### Task
Every line that contains the word "García" should be copied out.

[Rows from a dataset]
_____
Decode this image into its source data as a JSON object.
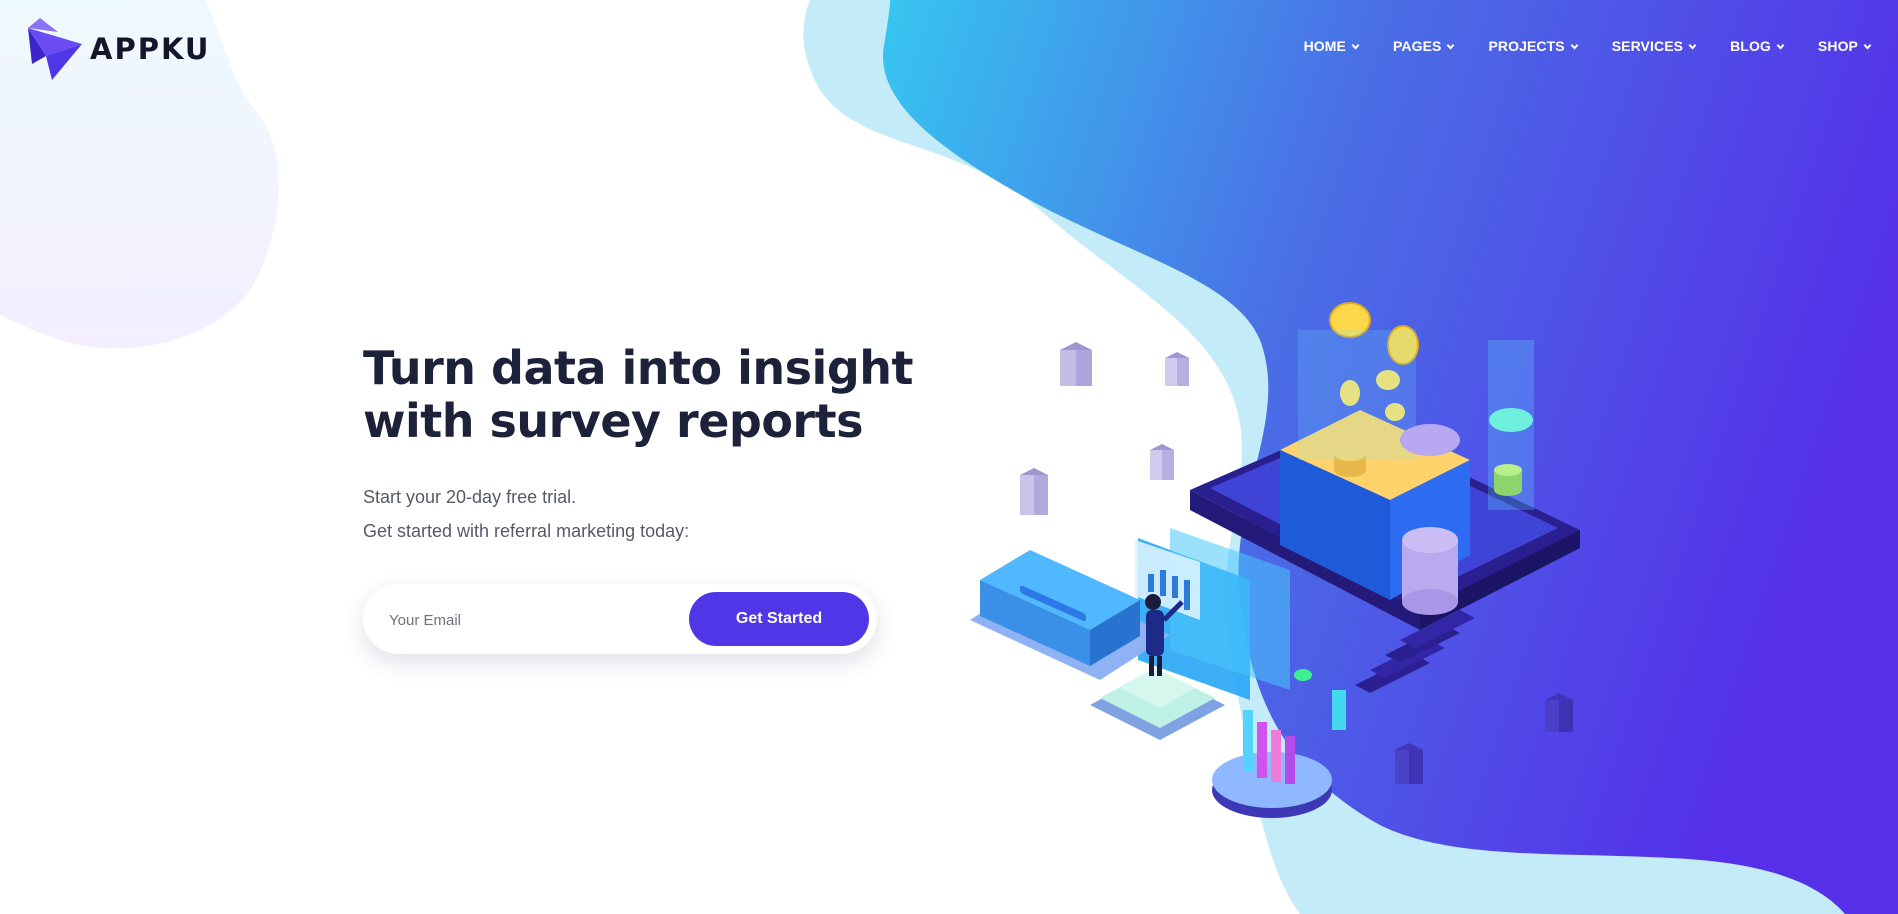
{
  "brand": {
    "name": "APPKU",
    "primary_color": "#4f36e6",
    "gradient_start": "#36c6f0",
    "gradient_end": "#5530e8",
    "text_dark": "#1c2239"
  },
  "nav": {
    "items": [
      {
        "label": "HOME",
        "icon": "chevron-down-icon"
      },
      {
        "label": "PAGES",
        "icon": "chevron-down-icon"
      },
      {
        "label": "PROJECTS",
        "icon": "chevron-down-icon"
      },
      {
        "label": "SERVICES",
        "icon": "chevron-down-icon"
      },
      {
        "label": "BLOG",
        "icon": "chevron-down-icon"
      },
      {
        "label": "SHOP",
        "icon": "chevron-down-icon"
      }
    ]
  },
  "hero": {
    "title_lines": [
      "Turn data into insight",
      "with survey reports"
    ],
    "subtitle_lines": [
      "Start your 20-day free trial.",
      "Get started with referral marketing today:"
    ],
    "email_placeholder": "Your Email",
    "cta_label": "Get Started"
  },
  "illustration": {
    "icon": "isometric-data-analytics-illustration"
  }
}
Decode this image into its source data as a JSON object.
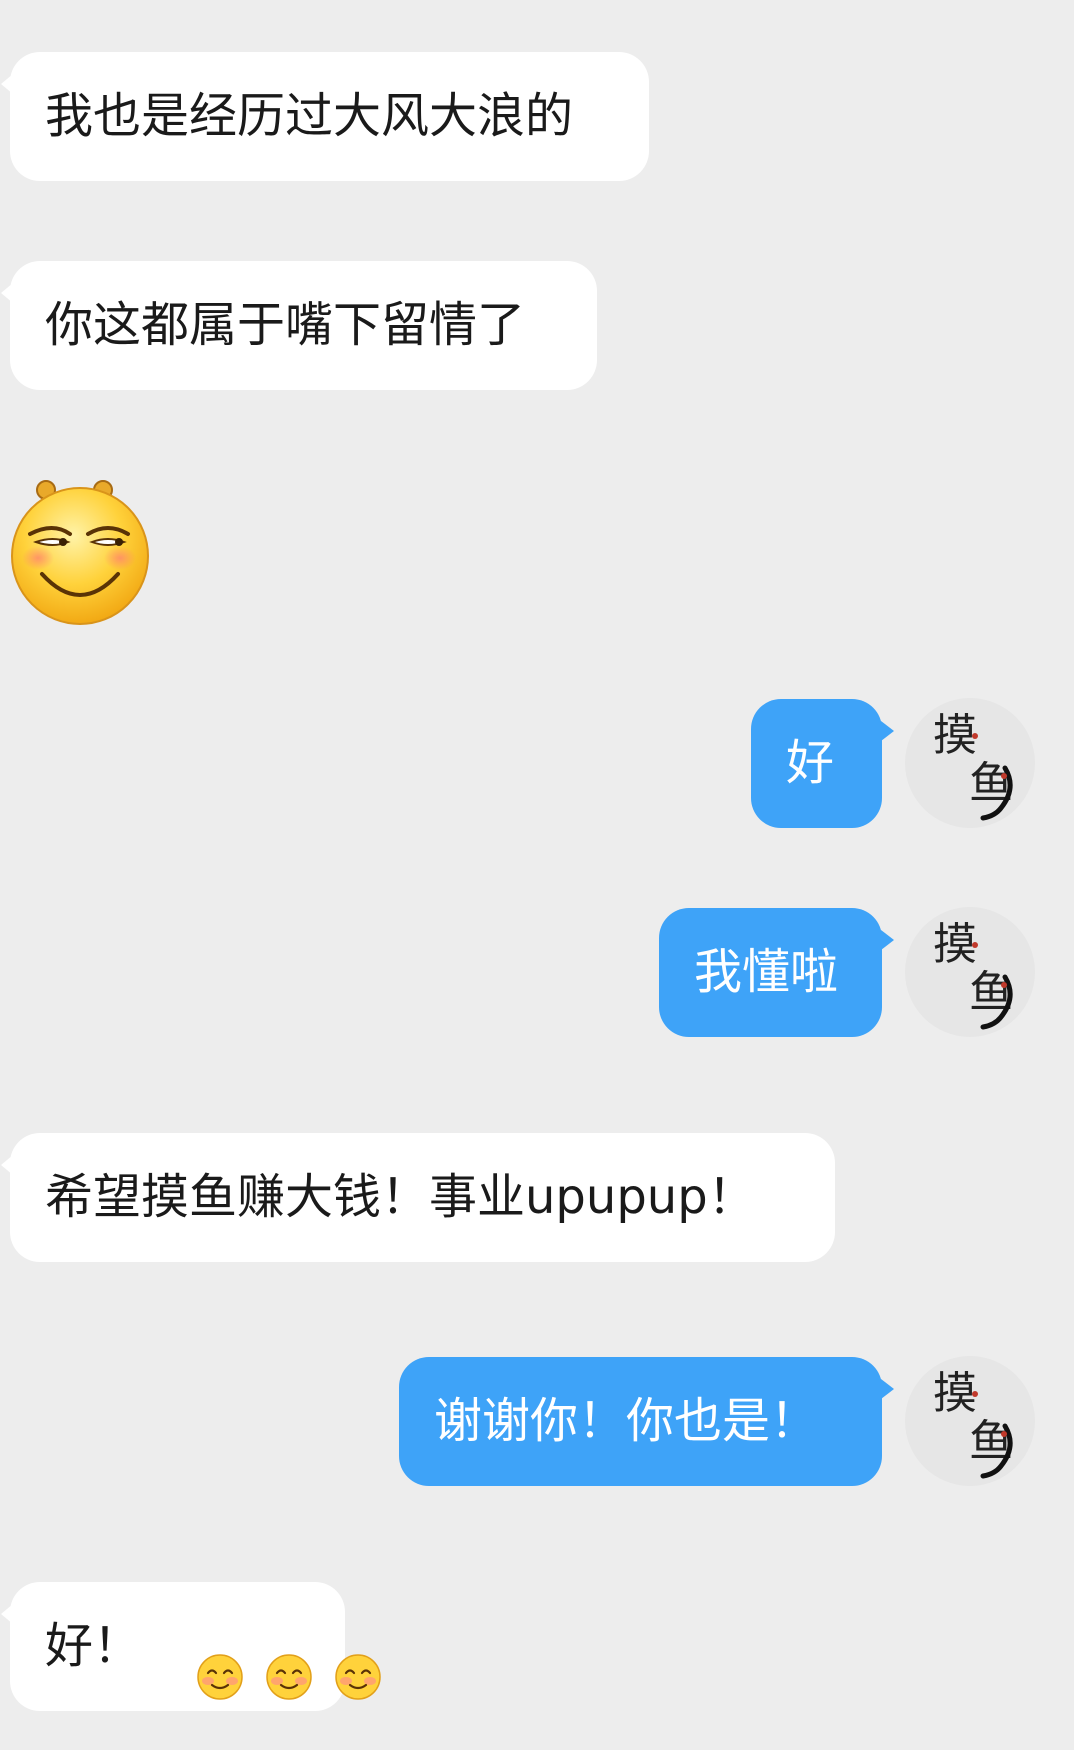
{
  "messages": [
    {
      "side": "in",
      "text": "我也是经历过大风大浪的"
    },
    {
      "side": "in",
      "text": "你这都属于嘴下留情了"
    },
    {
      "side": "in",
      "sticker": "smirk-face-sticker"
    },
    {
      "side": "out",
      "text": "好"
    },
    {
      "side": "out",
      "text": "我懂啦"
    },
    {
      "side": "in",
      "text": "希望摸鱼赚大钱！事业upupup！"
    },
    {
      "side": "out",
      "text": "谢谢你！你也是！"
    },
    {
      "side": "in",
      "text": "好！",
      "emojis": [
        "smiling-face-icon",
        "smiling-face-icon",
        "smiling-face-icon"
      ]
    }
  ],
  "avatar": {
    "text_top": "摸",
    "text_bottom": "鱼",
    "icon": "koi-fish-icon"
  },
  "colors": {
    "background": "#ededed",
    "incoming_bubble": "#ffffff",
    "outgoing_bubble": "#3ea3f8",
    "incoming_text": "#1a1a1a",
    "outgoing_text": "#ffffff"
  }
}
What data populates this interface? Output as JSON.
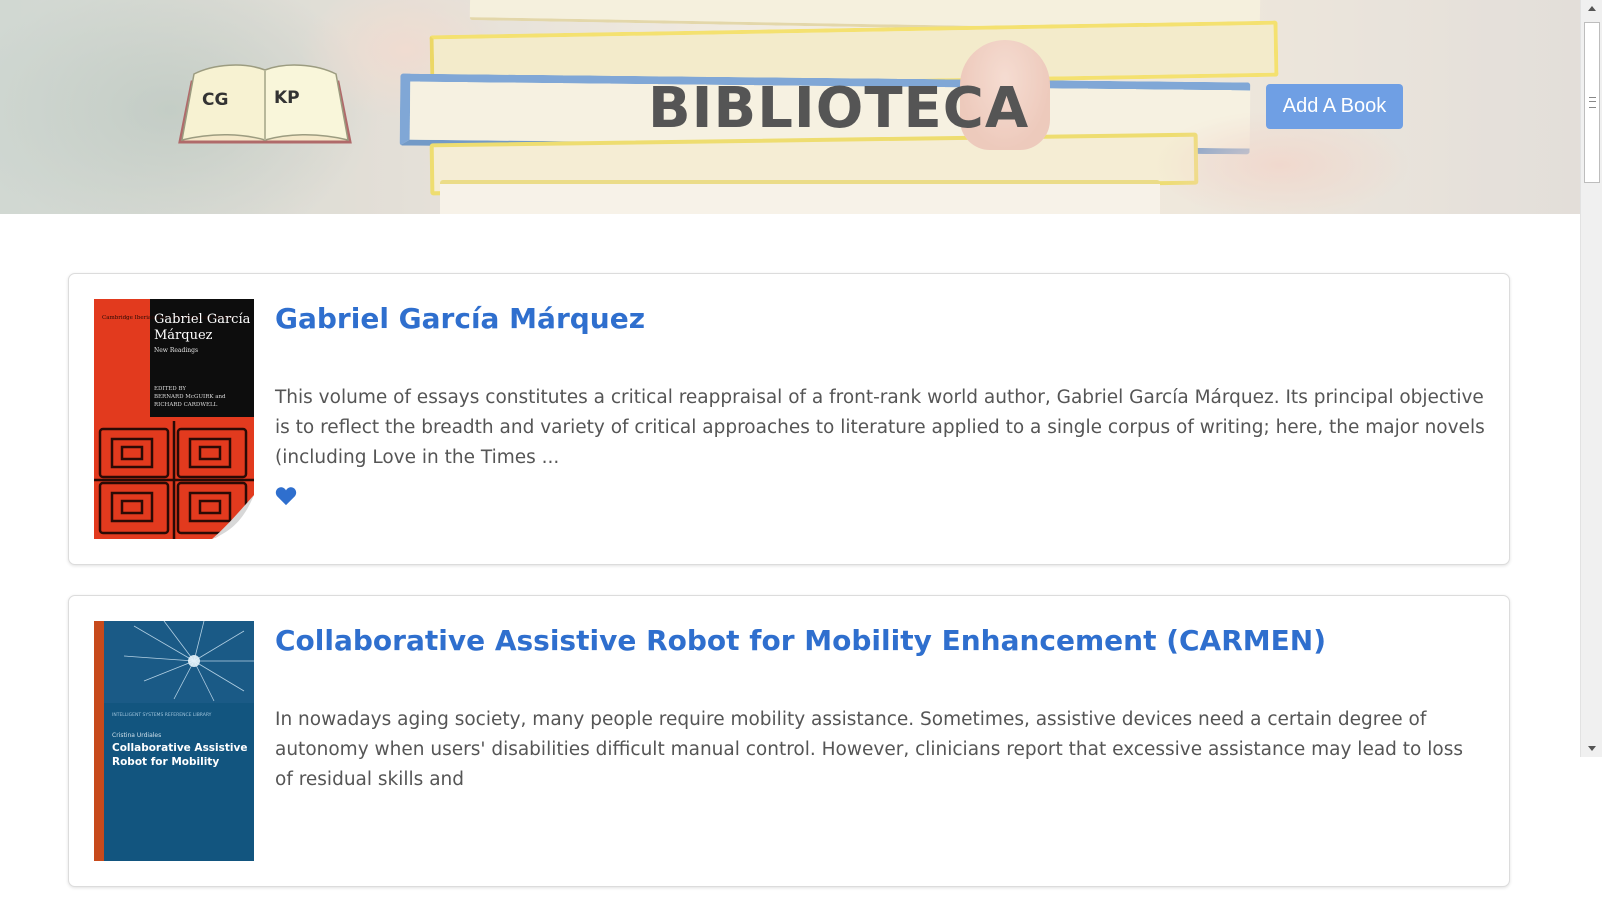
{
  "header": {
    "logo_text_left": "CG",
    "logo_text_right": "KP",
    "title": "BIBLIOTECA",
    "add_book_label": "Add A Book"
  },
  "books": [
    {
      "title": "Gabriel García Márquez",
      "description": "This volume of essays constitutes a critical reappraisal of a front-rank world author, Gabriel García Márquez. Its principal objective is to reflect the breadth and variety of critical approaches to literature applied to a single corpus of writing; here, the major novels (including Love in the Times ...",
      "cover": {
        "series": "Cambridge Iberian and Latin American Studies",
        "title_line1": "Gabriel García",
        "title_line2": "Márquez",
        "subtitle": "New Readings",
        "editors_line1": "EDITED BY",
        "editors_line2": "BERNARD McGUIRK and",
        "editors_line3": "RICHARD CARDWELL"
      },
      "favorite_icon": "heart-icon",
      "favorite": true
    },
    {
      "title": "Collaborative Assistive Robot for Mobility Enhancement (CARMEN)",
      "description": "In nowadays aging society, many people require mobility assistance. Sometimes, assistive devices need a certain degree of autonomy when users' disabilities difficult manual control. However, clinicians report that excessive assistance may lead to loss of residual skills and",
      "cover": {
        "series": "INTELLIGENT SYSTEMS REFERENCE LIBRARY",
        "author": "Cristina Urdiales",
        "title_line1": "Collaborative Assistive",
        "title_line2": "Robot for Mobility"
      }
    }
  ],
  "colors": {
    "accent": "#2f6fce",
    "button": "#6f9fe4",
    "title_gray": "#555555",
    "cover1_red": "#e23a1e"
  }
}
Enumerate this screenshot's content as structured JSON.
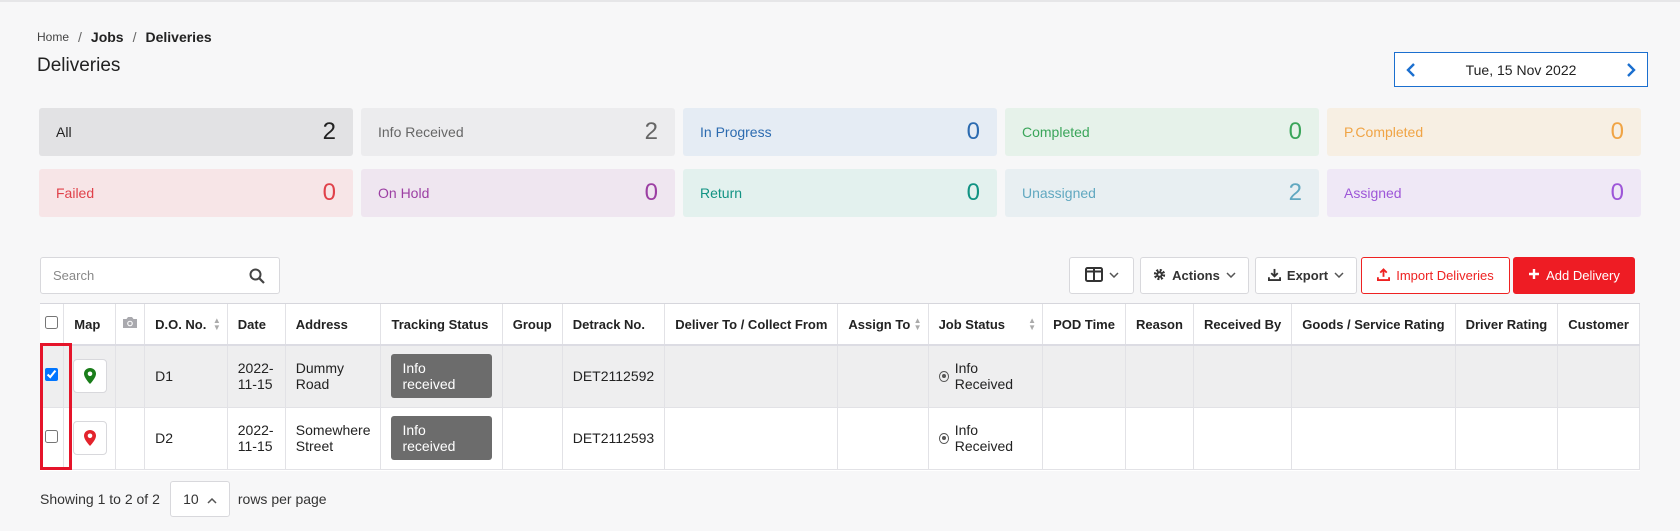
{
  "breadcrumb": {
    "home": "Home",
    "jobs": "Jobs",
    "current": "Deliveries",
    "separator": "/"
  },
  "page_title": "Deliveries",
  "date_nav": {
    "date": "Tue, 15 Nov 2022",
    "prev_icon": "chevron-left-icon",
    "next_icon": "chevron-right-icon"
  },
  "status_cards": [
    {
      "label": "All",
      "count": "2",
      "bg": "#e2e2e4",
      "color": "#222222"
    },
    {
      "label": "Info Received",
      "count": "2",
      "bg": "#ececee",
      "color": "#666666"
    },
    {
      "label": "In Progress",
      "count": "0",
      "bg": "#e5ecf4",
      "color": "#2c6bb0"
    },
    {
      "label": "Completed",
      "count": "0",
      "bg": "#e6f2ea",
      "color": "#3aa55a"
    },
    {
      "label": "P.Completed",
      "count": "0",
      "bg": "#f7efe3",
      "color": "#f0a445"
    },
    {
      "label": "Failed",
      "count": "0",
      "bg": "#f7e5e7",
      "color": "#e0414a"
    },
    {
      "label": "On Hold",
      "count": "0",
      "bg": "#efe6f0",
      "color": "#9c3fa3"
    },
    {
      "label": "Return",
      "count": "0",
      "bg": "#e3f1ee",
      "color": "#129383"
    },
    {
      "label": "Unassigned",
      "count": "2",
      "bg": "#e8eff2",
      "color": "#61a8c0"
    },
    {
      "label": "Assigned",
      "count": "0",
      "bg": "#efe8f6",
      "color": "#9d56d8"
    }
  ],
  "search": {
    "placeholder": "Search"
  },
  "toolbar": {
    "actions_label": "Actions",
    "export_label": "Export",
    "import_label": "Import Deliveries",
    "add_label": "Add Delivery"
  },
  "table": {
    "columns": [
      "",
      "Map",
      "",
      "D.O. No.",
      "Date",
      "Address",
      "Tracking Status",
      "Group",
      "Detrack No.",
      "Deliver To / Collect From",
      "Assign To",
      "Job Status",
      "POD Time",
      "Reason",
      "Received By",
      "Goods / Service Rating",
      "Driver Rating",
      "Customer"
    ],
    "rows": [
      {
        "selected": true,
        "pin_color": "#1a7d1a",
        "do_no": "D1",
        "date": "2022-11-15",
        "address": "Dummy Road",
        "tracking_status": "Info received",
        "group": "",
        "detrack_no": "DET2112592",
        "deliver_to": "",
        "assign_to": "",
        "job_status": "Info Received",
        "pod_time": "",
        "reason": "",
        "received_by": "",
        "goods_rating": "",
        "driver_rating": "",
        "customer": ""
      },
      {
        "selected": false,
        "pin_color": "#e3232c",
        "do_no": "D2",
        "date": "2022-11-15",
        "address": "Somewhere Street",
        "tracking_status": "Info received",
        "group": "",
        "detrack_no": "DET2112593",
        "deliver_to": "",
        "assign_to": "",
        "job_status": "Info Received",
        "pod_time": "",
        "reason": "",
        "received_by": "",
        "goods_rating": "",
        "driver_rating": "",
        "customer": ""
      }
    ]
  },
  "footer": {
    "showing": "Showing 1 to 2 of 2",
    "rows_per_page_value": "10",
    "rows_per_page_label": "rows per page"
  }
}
_____
### Final answer
      "title": "Gabriel García Márquez",
      "description": "This volume of essays constitutes a critical reappraisal of a front-rank world author, Gabriel García Márquez. Its principal objective is to reflect the breadth and variety of critical approaches to literature applied to a single corpus of writing; here, the major novels (including Love in the Times ...",
        "title_line1": "Gabriel García",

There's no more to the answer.